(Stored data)

____________

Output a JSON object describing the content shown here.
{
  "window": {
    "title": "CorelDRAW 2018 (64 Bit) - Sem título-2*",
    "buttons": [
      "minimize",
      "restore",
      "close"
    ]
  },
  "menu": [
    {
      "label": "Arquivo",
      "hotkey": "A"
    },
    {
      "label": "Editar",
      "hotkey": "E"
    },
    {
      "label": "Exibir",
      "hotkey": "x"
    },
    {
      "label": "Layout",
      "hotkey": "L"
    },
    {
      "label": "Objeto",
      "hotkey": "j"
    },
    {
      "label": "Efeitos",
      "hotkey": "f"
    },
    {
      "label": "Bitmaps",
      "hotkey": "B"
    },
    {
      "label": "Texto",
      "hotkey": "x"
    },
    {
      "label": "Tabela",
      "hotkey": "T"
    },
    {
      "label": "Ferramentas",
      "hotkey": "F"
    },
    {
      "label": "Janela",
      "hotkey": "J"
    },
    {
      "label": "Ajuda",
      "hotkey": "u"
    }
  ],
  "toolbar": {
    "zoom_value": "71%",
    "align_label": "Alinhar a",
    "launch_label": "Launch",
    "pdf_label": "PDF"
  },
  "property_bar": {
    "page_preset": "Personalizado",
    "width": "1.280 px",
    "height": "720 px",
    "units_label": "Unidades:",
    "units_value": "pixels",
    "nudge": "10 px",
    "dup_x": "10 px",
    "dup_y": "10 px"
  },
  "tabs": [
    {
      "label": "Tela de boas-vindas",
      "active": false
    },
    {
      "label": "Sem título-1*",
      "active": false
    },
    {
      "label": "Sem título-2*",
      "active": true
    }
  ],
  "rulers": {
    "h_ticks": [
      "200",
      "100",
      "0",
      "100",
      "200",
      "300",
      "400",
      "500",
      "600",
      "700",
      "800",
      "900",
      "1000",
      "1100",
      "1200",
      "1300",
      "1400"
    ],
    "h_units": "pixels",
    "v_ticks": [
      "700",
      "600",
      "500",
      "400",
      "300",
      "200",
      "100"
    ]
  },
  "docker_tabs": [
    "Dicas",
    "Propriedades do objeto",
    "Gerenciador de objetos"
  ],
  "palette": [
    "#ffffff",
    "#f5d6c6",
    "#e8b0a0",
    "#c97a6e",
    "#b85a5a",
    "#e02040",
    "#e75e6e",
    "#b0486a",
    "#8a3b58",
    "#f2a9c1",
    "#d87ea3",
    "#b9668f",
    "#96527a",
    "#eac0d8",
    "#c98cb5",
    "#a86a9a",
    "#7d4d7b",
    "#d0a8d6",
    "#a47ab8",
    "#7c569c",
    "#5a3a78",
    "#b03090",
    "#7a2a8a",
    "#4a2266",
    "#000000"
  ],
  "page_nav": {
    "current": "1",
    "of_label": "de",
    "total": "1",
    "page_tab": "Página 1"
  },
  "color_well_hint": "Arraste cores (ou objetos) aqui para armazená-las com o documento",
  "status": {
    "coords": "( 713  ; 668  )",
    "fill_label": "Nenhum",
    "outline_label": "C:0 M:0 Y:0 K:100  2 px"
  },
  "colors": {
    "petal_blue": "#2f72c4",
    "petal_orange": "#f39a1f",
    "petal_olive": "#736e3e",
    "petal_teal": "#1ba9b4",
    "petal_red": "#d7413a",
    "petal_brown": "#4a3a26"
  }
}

____________

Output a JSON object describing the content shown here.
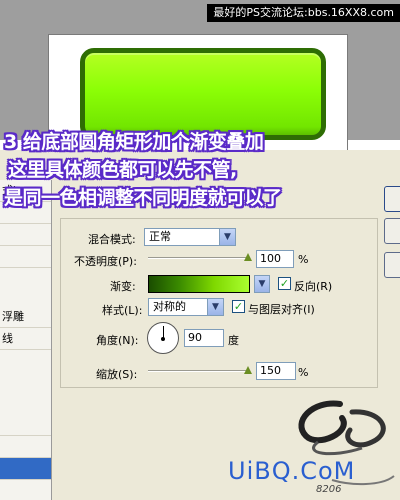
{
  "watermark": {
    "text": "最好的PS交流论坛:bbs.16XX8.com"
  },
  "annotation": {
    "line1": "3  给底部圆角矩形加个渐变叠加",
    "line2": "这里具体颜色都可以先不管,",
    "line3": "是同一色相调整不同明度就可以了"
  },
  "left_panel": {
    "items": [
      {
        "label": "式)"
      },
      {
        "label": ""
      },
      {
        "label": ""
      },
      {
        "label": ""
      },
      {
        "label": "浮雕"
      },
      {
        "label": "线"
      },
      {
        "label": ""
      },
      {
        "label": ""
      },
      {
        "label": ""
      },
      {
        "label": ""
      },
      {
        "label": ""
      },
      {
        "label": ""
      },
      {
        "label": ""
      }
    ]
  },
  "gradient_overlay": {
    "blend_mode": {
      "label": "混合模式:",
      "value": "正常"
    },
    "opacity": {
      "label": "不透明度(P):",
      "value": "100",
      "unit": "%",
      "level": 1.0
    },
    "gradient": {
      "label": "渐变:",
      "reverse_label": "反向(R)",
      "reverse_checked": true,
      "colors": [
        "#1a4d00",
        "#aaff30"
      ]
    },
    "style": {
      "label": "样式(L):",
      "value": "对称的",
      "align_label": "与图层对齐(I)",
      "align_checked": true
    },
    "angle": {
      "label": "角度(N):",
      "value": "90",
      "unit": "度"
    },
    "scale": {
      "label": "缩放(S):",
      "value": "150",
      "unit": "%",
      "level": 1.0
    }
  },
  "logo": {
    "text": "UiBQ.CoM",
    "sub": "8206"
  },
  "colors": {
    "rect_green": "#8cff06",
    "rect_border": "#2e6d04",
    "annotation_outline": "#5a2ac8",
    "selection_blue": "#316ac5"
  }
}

____________

AIM OF THE TASK:
Return only the number of lines in the data above that include the word "hotkey".

WORKED ANSWER:
12